To do ▸
1. Answer these questions from the Oakville railway passage, one answer per line:
(a) In what year was the original Great Western Railway station built?
(b) Which railway bought the Great Western Railway in 1882?
(c) How many new parking spaces were added?
2. Rewrite the Oakville railway passage from "The Grand Trunk Railway was" up to and including "Railway in 1920.", swapping "goods" for "freight".
3. Carry on the Oakville railway passage from where it stops.

Passage ▸
::::::
The Grand Trunk Railway was important to the development of Oakville because it was the
major transportation link for goods and people to Toronto or Hamilton, and beyond. The original Great Western Railway station was built here in 1856, on the same site as the current VIA and GO Stations. The Great Western Railway was purchased in 1882 by the Grand Trunk Railway, which was absorbed into the Canadian National Railway in 1920.

Between 2009 and 2012, improvements on the Lakeshore West line added a third mainline track requiring the demolition of the Via Rail station and the construction of a new fully accessible building. Vehicular access was improved and a covered drop off and pick up area was created with more than 1,000 new parking spaces added in a new six-storey parking structure. The bus shelters were replaced with heated shelters in the spring of 2015.
::::::
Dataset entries

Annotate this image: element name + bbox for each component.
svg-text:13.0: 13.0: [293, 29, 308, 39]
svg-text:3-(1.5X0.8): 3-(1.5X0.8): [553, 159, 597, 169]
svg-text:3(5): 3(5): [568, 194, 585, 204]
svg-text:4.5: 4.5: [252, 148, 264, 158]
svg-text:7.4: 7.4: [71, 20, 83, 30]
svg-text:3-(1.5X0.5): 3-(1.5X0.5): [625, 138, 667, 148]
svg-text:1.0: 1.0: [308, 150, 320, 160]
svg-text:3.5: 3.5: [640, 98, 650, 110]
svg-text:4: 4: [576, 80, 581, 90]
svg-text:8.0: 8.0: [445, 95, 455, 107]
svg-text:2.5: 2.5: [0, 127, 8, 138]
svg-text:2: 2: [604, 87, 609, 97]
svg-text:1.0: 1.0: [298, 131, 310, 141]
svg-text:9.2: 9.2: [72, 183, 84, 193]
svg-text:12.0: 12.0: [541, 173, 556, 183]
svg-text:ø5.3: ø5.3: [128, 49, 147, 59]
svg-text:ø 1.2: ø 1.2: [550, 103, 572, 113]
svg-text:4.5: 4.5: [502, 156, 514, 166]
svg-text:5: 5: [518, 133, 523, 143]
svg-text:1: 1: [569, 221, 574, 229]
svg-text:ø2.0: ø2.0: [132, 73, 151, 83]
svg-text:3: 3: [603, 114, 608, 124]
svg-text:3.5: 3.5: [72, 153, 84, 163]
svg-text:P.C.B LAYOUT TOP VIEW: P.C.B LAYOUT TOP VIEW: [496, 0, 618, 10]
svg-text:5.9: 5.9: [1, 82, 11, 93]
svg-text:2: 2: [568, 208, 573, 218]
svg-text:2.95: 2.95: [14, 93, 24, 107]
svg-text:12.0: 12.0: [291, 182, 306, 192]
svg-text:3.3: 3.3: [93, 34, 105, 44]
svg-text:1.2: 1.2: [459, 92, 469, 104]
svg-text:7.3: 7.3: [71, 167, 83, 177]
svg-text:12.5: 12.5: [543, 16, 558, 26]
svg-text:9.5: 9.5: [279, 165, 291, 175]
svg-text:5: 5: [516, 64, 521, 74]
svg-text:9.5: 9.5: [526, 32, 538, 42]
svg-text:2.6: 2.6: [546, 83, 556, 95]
::::::
Activity answers ▸
1.
(a) 1856
(b) The Grand Trunk Railway
(c) More than 1,000

2.
The Grand Trunk Railway was important to the development of Oakville because it was the
major transportation link for freight and people to Toronto or Hamilton, and beyond. The original Great Western Railway station was built here in 1856, on the same site as the current VIA and GO Stations. The Great Western Railway was purchased in 1882 by the Grand Trunk Railway, which was absorbed into the Canadian National Railway in 1920.

3.
In 2018, Fortinos signed a deal with Metrolinx to have a PC Express kiosk and pick-up van at this station for online orders.

==Connecting bus routes==
- Oakville Transit
- 4 Speers-Cornwall
- 5/5A Dundas
- 10 West Industrial (peak service only)
- 11 Linbrook
- 13 Westoak Trails
- 14/14A Lakeshore West
- 15 Bridge
- 18 Glen Abbey South
- 19 River Oaks
- 20 Northridge
- 26 Falgarwood
- 28 Glen Abbey North
- 120 East Industrial (peak service only)
- 121 Southeast Industrial (peak service only)
- 190 River Oaks Express (peak service only)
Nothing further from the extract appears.